Records that describe figures:

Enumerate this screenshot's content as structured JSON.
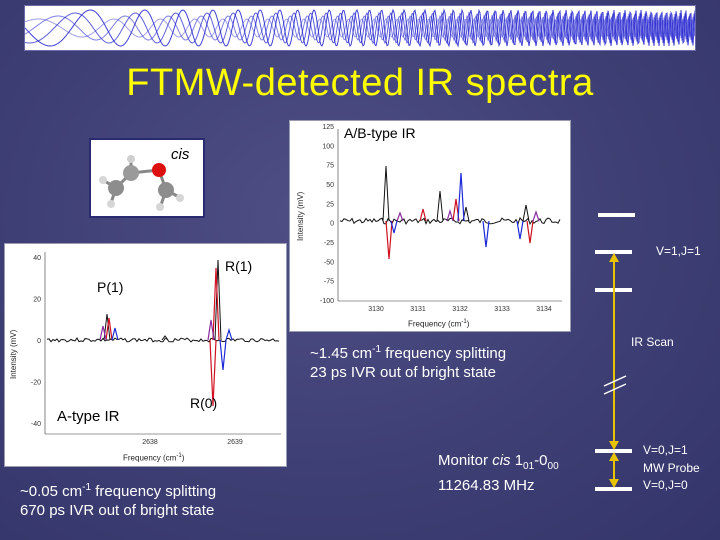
{
  "slide": {
    "title": "FTMW-detected IR spectra"
  },
  "molecule": {
    "label": "cis"
  },
  "ab_spectrum": {
    "label": "A/B-type IR",
    "ylabel": "Intensity (mV)",
    "xlabel": "Frequency (cm",
    "xlabel_sup": "-1",
    "xlabel_end": ")",
    "yticks": [
      "125",
      "100",
      "75",
      "50",
      "25",
      "0",
      "-25",
      "-50",
      "-75",
      "-100"
    ],
    "xticks": [
      "3130",
      "3131",
      "3132",
      "3133",
      "3134"
    ]
  },
  "a_spectrum": {
    "label": "A-type IR",
    "ylabel": "Intensity (mV)",
    "xlabel": "Frequency (cm",
    "xlabel_sup": "-1",
    "xlabel_end": ")",
    "yticks": [
      "40",
      "20",
      "0",
      "-20",
      "-40"
    ],
    "xticks": [
      "2638",
      "2639"
    ],
    "p1": "P(1)",
    "r1": "R(1)",
    "r0": "R(0)"
  },
  "notes": {
    "ab_line1_a": "~1.45 cm",
    "ab_line1_sup": "-1",
    "ab_line1_b": " frequency splitting",
    "ab_line2": "23 ps IVR out of bright state",
    "a_line1_a": "~0.05 cm",
    "a_line1_sup": "-1",
    "a_line1_b": " frequency splitting",
    "a_line2": "670 ps IVR out of bright state",
    "monitor_a": "Monitor ",
    "monitor_cis": "cis",
    "monitor_b": " 1",
    "monitor_sub1": "01",
    "monitor_c": "-0",
    "monitor_sub2": "00",
    "frequency": "11264.83 MHz"
  },
  "energy_levels": {
    "upper": "V=1,J=1",
    "ir_scan": "IR Scan",
    "lower_upper": "V=0,J=1",
    "mw_probe": "MW Probe",
    "ground": "V=0,J=0"
  },
  "colors": {
    "title": "#ffff00",
    "arrow": "#e8c400",
    "trace_black": "#111111",
    "trace_red": "#d01020",
    "trace_blue": "#1c2ad8",
    "trace_purple": "#8a2aa0"
  }
}
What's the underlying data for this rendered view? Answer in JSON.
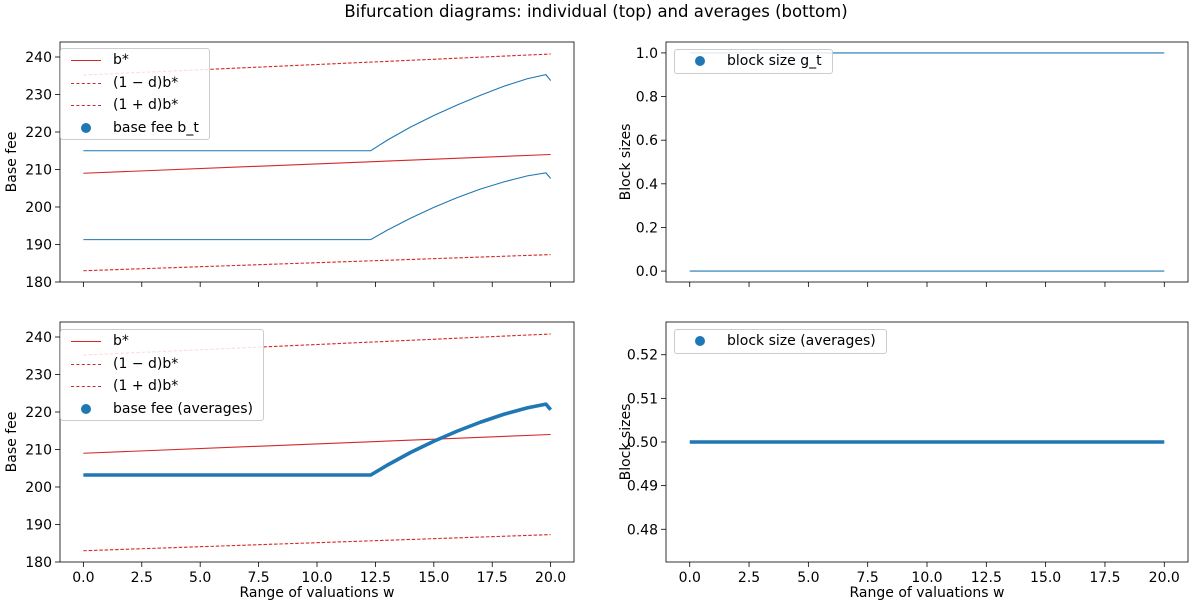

TASK INSTRUCTIONS → Copy every line of the data word for word, omitting the images.

ANSWER →
Enumerate this screenshot's content as structured JSON.
{
  "slide": {
    "title": "FTMW-detected IR spectra"
  },
  "molecule": {
    "label": "cis"
  },
  "ab_spectrum": {
    "label": "A/B-type IR",
    "ylabel": "Intensity (mV)",
    "xlabel": "Frequency (cm",
    "xlabel_sup": "-1",
    "xlabel_end": ")",
    "yticks": [
      "125",
      "100",
      "75",
      "50",
      "25",
      "0",
      "-25",
      "-50",
      "-75",
      "-100"
    ],
    "xticks": [
      "3130",
      "3131",
      "3132",
      "3133",
      "3134"
    ]
  },
  "a_spectrum": {
    "label": "A-type IR",
    "ylabel": "Intensity (mV)",
    "xlabel": "Frequency (cm",
    "xlabel_sup": "-1",
    "xlabel_end": ")",
    "yticks": [
      "40",
      "20",
      "0",
      "-20",
      "-40"
    ],
    "xticks": [
      "2638",
      "2639"
    ],
    "p1": "P(1)",
    "r1": "R(1)",
    "r0": "R(0)"
  },
  "notes": {
    "ab_line1_a": "~1.45 cm",
    "ab_line1_sup": "-1",
    "ab_line1_b": " frequency splitting",
    "ab_line2": "23 ps IVR out of bright state",
    "a_line1_a": "~0.05 cm",
    "a_line1_sup": "-1",
    "a_line1_b": " frequency splitting",
    "a_line2": "670 ps IVR out of bright state",
    "monitor_a": "Monitor ",
    "monitor_cis": "cis",
    "monitor_b": " 1",
    "monitor_sub1": "01",
    "monitor_c": "-0",
    "monitor_sub2": "00",
    "frequency": "11264.83 MHz"
  },
  "energy_levels": {
    "upper": "V=1,J=1",
    "ir_scan": "IR Scan",
    "lower_upper": "V=0,J=1",
    "mw_probe": "MW Probe",
    "ground": "V=0,J=0"
  },
  "colors": {
    "title": "#ffff00",
    "arrow": "#e8c400",
    "trace_black": "#111111",
    "trace_red": "#d01020",
    "trace_blue": "#1c2ad8",
    "trace_purple": "#8a2aa0"
  }
}
What's the underlying data for this rendered view? Answer in JSON.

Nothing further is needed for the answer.